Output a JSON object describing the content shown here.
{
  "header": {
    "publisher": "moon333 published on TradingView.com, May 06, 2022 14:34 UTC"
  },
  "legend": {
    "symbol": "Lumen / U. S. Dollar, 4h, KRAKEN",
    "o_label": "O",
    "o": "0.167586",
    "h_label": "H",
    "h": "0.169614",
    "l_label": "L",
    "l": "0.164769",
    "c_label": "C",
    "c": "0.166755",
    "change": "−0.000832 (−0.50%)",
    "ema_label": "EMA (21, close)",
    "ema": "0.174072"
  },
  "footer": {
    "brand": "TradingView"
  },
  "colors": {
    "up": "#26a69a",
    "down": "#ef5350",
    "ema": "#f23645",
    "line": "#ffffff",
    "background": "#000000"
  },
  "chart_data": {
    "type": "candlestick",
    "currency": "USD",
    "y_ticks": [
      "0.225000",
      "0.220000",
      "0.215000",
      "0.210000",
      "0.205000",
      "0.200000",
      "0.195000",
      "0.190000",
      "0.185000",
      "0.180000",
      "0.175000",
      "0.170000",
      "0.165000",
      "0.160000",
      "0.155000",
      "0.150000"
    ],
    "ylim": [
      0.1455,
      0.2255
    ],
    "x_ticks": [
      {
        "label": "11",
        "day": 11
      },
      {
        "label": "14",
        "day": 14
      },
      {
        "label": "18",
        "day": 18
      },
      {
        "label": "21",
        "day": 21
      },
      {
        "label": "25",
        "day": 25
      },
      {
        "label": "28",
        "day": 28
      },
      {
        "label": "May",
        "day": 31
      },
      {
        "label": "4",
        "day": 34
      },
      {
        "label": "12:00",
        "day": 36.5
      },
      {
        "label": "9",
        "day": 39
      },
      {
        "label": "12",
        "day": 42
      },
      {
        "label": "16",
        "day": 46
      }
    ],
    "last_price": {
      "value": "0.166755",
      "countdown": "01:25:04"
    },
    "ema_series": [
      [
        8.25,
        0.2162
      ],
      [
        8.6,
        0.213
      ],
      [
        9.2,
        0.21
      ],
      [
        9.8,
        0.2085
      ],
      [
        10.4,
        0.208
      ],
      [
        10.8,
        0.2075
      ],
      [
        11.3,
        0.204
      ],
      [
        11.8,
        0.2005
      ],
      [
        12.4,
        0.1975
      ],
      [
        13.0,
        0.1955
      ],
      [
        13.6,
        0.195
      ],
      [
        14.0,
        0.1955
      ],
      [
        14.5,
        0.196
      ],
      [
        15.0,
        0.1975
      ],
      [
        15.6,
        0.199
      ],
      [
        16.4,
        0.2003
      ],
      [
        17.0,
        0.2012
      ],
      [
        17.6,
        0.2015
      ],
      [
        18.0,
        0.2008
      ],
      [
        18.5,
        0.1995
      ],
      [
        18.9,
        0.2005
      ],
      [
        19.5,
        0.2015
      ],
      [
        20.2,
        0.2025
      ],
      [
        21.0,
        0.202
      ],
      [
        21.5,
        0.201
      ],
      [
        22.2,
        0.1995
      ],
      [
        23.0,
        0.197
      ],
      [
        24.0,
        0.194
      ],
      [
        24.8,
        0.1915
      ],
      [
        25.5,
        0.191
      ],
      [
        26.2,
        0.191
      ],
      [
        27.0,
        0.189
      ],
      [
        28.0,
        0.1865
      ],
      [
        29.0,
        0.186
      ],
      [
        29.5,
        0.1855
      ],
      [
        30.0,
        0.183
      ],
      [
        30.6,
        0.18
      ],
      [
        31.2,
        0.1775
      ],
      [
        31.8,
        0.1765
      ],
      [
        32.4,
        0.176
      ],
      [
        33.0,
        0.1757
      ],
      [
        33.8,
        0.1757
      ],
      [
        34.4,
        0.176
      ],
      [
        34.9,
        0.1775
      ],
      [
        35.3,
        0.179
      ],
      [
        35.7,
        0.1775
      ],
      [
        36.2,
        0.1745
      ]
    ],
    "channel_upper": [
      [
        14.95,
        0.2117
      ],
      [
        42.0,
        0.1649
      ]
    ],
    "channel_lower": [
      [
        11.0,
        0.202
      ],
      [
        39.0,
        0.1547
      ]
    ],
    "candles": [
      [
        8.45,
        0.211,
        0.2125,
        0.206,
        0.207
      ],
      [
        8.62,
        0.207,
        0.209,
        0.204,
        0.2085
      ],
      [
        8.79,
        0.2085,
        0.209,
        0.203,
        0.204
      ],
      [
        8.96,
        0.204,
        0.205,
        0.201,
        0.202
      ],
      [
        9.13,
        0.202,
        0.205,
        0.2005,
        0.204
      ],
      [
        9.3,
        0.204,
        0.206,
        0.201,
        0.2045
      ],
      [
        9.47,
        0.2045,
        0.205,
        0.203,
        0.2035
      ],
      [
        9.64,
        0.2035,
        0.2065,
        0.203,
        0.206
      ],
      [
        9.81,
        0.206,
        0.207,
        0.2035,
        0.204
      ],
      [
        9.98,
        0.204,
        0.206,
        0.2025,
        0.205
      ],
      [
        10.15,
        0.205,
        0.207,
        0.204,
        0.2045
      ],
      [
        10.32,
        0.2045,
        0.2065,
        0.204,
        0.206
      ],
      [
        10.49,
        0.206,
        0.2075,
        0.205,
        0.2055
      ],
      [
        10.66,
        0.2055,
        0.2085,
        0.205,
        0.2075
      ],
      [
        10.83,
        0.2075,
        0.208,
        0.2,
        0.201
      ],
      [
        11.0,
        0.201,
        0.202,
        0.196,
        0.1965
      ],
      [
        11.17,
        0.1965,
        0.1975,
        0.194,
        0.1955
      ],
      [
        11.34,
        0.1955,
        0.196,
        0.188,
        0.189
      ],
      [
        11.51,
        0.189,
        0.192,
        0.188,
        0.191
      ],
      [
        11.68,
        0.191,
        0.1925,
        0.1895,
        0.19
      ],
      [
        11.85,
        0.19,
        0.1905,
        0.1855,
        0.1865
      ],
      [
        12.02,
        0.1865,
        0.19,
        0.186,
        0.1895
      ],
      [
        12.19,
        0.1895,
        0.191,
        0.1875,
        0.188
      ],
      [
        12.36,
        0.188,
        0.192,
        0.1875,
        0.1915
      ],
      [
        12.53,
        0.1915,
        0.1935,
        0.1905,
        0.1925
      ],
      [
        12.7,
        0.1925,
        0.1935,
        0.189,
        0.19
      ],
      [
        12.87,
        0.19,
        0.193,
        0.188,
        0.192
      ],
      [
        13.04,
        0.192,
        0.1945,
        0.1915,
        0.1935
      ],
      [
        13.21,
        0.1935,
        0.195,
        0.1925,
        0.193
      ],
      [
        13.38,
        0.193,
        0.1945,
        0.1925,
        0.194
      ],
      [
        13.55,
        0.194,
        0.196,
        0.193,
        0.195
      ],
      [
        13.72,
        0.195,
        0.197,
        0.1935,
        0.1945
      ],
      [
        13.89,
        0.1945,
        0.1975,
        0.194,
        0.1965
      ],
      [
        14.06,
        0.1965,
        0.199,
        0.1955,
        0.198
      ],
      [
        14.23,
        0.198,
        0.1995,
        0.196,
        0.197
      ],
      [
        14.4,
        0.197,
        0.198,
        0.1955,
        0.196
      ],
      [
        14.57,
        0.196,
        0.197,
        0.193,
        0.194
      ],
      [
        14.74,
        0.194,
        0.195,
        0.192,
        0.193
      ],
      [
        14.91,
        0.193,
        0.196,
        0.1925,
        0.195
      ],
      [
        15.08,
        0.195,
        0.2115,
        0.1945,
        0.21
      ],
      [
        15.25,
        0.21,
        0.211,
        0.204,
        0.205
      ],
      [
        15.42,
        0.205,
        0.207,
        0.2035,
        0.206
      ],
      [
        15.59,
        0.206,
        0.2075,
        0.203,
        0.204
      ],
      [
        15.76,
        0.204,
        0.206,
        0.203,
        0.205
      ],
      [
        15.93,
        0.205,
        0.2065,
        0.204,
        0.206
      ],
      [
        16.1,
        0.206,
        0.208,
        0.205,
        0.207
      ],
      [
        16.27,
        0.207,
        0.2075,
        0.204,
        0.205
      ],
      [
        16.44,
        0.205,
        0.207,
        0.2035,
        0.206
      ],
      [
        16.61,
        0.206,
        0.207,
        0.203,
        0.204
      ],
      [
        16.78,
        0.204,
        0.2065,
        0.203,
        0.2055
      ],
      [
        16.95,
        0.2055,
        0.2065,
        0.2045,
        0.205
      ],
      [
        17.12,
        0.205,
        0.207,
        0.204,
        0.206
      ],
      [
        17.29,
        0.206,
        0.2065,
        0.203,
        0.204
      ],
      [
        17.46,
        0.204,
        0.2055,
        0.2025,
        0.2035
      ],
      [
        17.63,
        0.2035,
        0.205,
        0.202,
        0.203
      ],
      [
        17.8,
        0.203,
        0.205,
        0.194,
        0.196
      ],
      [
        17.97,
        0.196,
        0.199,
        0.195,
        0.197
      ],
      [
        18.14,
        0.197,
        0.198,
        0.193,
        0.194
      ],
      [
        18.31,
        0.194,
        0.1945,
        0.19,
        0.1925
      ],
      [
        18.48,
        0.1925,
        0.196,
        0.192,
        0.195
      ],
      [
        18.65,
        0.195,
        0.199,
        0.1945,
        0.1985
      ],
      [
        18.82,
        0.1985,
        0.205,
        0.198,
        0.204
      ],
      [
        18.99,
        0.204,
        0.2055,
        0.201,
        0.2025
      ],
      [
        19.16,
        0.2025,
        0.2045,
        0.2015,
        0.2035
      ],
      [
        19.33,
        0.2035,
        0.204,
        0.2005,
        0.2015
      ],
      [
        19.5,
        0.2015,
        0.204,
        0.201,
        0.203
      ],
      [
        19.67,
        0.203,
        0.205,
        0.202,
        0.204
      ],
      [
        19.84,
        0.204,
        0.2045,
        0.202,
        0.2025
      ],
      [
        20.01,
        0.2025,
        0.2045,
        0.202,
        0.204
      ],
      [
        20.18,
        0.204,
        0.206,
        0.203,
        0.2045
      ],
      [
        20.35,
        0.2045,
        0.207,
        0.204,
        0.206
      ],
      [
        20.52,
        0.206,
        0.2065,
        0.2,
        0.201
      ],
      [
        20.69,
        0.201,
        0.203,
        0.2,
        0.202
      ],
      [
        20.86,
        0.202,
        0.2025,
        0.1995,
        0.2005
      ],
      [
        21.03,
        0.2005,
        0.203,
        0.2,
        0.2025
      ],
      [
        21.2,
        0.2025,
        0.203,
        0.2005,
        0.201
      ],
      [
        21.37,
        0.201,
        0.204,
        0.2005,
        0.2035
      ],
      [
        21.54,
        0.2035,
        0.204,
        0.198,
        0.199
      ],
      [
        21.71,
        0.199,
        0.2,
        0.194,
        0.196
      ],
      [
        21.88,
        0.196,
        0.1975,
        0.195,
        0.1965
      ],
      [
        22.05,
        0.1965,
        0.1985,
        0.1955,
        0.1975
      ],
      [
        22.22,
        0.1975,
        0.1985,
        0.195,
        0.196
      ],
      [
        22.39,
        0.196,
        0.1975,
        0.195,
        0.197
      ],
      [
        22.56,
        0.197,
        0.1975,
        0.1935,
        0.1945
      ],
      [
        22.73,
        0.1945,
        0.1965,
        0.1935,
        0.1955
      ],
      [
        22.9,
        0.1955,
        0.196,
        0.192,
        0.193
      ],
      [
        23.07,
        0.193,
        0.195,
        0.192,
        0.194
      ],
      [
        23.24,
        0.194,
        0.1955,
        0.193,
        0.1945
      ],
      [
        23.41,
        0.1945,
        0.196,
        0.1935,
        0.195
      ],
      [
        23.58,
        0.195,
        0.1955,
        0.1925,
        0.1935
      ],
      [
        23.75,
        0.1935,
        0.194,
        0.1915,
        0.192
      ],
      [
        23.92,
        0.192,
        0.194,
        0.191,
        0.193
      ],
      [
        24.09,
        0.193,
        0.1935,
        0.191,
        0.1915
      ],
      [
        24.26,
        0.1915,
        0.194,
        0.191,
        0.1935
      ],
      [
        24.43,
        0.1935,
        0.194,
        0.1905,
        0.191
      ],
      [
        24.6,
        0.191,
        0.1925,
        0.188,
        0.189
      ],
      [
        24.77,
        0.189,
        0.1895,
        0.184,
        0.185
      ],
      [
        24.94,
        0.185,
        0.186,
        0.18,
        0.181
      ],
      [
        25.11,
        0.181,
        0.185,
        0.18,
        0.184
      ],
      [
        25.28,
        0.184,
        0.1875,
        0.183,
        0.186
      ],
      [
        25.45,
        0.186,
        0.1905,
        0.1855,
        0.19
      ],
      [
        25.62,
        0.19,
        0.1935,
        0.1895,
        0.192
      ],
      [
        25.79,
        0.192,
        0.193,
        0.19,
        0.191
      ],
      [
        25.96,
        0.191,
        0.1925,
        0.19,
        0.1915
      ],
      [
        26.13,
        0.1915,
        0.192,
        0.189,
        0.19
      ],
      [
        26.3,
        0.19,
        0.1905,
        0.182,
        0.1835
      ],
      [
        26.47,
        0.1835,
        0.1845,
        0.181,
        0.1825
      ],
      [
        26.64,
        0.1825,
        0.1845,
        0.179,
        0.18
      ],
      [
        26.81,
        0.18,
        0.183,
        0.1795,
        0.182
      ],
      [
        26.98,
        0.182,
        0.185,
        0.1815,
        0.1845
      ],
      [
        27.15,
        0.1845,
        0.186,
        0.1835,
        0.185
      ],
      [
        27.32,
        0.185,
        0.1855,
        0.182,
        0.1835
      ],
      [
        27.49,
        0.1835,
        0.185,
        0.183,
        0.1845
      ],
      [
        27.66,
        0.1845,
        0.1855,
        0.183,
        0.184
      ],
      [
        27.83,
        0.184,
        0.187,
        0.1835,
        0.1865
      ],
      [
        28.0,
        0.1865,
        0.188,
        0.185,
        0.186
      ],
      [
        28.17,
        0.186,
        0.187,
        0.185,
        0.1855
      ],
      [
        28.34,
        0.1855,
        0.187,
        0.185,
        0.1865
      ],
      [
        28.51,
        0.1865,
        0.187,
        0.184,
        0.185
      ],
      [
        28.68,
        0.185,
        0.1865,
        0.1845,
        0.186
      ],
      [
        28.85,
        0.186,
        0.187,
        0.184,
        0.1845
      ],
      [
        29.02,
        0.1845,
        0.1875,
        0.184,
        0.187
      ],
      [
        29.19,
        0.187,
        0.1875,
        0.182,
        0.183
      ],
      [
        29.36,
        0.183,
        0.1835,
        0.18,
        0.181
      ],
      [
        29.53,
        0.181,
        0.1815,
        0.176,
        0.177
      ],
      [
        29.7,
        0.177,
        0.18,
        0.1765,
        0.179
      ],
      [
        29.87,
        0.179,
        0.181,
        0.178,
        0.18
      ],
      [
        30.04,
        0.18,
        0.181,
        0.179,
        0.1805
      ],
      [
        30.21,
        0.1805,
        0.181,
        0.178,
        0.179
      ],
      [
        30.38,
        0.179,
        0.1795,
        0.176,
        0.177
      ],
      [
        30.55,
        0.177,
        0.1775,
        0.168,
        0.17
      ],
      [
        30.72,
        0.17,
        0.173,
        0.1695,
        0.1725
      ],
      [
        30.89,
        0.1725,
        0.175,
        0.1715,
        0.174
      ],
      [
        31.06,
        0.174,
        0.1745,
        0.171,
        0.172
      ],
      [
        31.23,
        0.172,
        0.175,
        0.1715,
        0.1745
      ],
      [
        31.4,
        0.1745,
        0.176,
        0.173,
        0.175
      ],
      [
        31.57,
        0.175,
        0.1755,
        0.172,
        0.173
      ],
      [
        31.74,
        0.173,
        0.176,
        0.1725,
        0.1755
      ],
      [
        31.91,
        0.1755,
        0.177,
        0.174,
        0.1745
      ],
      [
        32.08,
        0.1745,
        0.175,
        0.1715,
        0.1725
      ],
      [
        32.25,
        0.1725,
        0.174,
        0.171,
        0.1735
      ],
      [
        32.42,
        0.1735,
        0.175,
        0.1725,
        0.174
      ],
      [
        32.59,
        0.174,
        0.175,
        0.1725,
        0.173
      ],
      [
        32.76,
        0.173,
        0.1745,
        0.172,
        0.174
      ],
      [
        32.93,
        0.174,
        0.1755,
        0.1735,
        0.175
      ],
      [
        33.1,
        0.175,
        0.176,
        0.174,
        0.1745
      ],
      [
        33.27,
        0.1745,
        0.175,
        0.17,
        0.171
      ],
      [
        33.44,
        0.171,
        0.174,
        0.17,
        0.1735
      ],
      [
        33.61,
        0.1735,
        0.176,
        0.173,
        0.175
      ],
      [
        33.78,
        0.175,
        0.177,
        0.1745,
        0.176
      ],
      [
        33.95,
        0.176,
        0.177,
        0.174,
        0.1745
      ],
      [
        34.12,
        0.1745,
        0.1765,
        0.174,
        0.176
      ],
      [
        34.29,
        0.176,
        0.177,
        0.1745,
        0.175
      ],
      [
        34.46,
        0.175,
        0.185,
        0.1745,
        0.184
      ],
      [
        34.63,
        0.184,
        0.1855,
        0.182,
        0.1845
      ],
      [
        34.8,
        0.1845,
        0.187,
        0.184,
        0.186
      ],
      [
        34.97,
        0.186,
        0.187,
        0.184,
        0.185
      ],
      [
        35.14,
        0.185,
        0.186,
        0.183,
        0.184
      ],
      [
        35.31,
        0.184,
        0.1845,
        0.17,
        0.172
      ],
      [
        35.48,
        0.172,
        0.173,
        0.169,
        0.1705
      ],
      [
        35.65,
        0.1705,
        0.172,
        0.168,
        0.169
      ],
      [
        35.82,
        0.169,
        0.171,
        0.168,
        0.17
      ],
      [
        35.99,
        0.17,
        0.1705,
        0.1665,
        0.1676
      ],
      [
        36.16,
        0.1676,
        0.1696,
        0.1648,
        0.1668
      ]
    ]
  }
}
============
▶ [WRITTEN EXERCISE]: Every line of the listing that holds "TradingView" should be found and copied.

▶ [RESPONSE TO THIS EXERCISE]:
    "publisher": "moon333 published on TradingView.com, May 06, 2022 14:34 UTC"
    "brand": "TradingView"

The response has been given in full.